Task to carry out: The entries below should be quoted exactly, with no pictures carried over.

Material for this task:
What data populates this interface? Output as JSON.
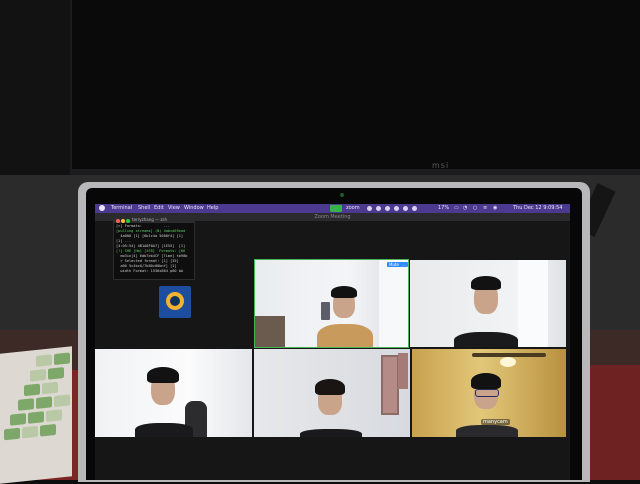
{
  "monitor": {
    "brand": "msi"
  },
  "menubar": {
    "items": [
      "Terminal",
      "Shell",
      "Edit",
      "View",
      "Window",
      "Help"
    ],
    "zoom_label": "zoom",
    "battery": "17%",
    "clock": "Thu Dec 12  9:09:54 PM"
  },
  "window": {
    "title": "Zoom Meeting"
  },
  "terminal": {
    "title": "terryzhang — zsh",
    "lines": [
      "[>] Formats:          ...",
      "[pulling streams] (N) 4abcd69ead",
      "  4a000 [1] [6b1c4a 5000f4] [1]",
      "[1] ...",
      "[4:05:54] 4B1A0F0A7] [1E55]  [1]",
      "[!] SHE [Hm] [4F8]  Formats: [66",
      "  mo3in[4] 6db7eb4CF [Time] tb90b",
      "  > Selected format: [1] [35]",
      "  a00 5c4bc0/7b80c00bnf] [1]",
      "  width Format: 1536x864 p60 bA"
    ]
  },
  "gallery": {
    "tile_badges": [
      "Mute",
      "..."
    ],
    "watermark": "manycam"
  },
  "colors": {
    "menubar": "#4b3a8f",
    "active_speaker": "#4ab456",
    "zoom_blue": "#2d8cff"
  }
}
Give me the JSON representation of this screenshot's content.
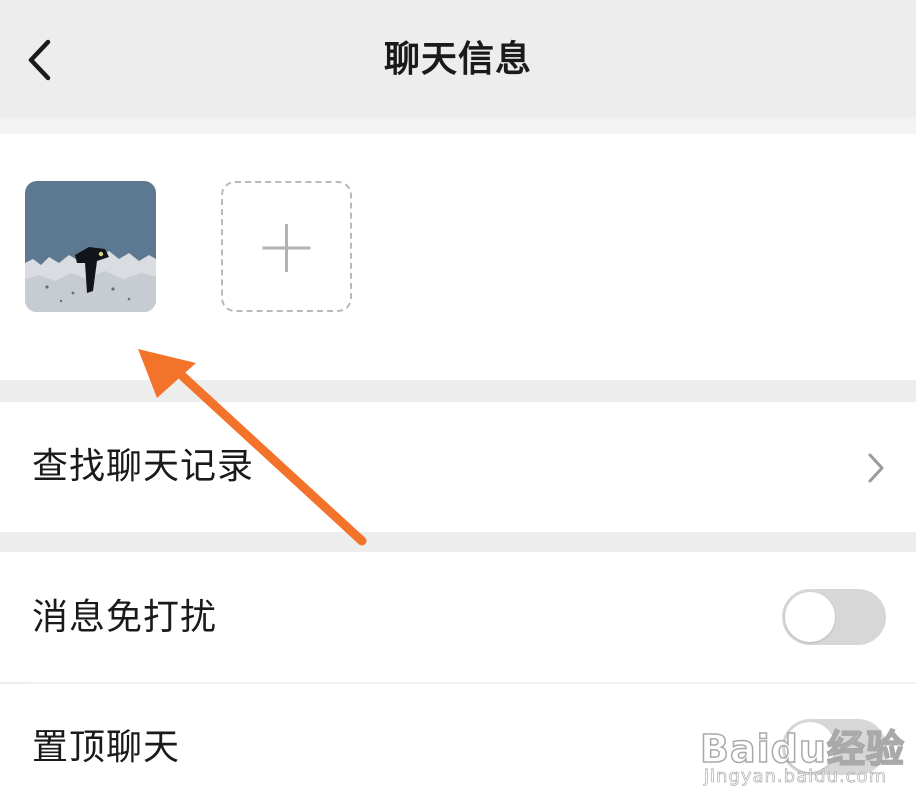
{
  "header": {
    "title": "聊天信息",
    "back_icon": "chevron-left-icon"
  },
  "members": {
    "avatar_icon": "user-avatar",
    "add_icon": "plus-icon"
  },
  "rows": {
    "search_history": {
      "label": "查找聊天记录",
      "icon": "chevron-right-icon"
    },
    "mute": {
      "label": "消息免打扰",
      "on": false
    },
    "pin": {
      "label": "置顶聊天",
      "on": false
    }
  },
  "annotation": {
    "type": "arrow",
    "color": "#f4732b"
  },
  "watermark": {
    "brand": "Baidu经验",
    "url": "jingyan.baidu.com"
  },
  "colors": {
    "background": "#ededed",
    "surface": "#ffffff",
    "text": "#1a1a1a",
    "toggle_off": "#d7d7d7"
  }
}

Response for this exercise:
What data populates this interface? Output as JSON.
{
  "monitor": {
    "brand": "msi"
  },
  "menubar": {
    "items": [
      "Terminal",
      "Shell",
      "Edit",
      "View",
      "Window",
      "Help"
    ],
    "zoom_label": "zoom",
    "battery": "17%",
    "clock": "Thu Dec 12  9:09:54 PM"
  },
  "window": {
    "title": "Zoom Meeting"
  },
  "terminal": {
    "title": "terryzhang — zsh",
    "lines": [
      "[>] Formats:          ...",
      "[pulling streams] (N) 4abcd69ead",
      "  4a000 [1] [6b1c4a 5000f4] [1]",
      "[1] ...",
      "[4:05:54] 4B1A0F0A7] [1E55]  [1]",
      "[!] SHE [Hm] [4F8]  Formats: [66",
      "  mo3in[4] 6db7eb4CF [Time] tb90b",
      "  > Selected format: [1] [35]",
      "  a00 5c4bc0/7b80c00bnf] [1]",
      "  width Format: 1536x864 p60 bA"
    ]
  },
  "gallery": {
    "tile_badges": [
      "Mute",
      "..."
    ],
    "watermark": "manycam"
  },
  "colors": {
    "menubar": "#4b3a8f",
    "active_speaker": "#4ab456",
    "zoom_blue": "#2d8cff"
  }
}
Give me the JSON representation of this screenshot's content.
{
  "header": {
    "title": "聊天信息",
    "back_icon": "chevron-left-icon"
  },
  "members": {
    "avatar_icon": "user-avatar",
    "add_icon": "plus-icon"
  },
  "rows": {
    "search_history": {
      "label": "查找聊天记录",
      "icon": "chevron-right-icon"
    },
    "mute": {
      "label": "消息免打扰",
      "on": false
    },
    "pin": {
      "label": "置顶聊天",
      "on": false
    }
  },
  "annotation": {
    "type": "arrow",
    "color": "#f4732b"
  },
  "watermark": {
    "brand": "Baidu经验",
    "url": "jingyan.baidu.com"
  },
  "colors": {
    "background": "#ededed",
    "surface": "#ffffff",
    "text": "#1a1a1a",
    "toggle_off": "#d7d7d7"
  }
}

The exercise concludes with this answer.